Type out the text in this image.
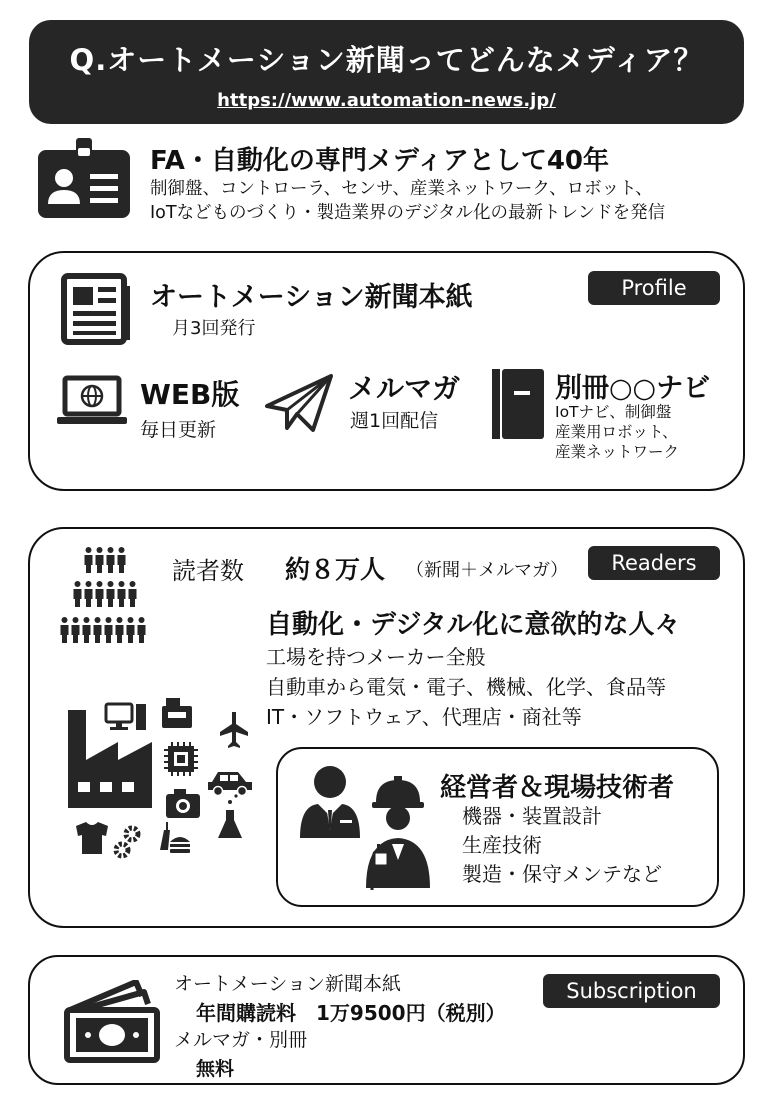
Q.オートメーション新聞ってどんなメディア？
https://www.automation-news.jp/
FA・自動化の専門メディアとして40年
制御盤、コントローラ、センサ、産業ネットワーク、ロボット、
IoTなどものづくり・製造業界のデジタル化の最新トレンドを発信
Profile
オートメーション新聞本紙
月3回発行
WEB版
毎日更新
メルマガ
週1回配信
別冊○○ナビ
IoTナビ、制御盤
産業用ロボット、
産業ネットワーク
Readers
読者数 約８万人 （新聞＋メルマガ）
自動化・デジタル化に意欲的な人々
工場を持つメーカー全般
自動車から電気・電子、機械、化学、食品等
IT・ソフトウェア、代理店・商社等
経営者＆現場技術者
機器・装置設計
生産技術
製造・保守メンテなど
Subscription
オートメーション新聞本紙
年間購読料　1万9500円（税別）
メルマガ・別冊
無料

◇ ◇ ◇ ◇

Reproduce every entry word for word, but omit the pictures.

Type out the text in this image.
Q.オートメーション新聞ってどんなメディア？
https://www.automation-news.jp/
FA・自動化の専門メディアとして40年
制御盤、コントローラ、センサ、産業ネットワーク、ロボット、
IoTなどものづくり・製造業界のデジタル化の最新トレンドを発信
Profile
オートメーション新聞本紙
月3回発行
WEB版
毎日更新
メルマガ
週1回配信
別冊○○ナビ
IoTナビ、制御盤
産業用ロボット、
産業ネットワーク
Readers
読者数 約８万人 （新聞＋メルマガ）
自動化・デジタル化に意欲的な人々
工場を持つメーカー全般
自動車から電気・電子、機械、化学、食品等
IT・ソフトウェア、代理店・商社等
経営者＆現場技術者
機器・装置設計
生産技術
製造・保守メンテなど
Subscription
オートメーション新聞本紙
年間購読料　1万9500円（税別）
メルマガ・別冊
無料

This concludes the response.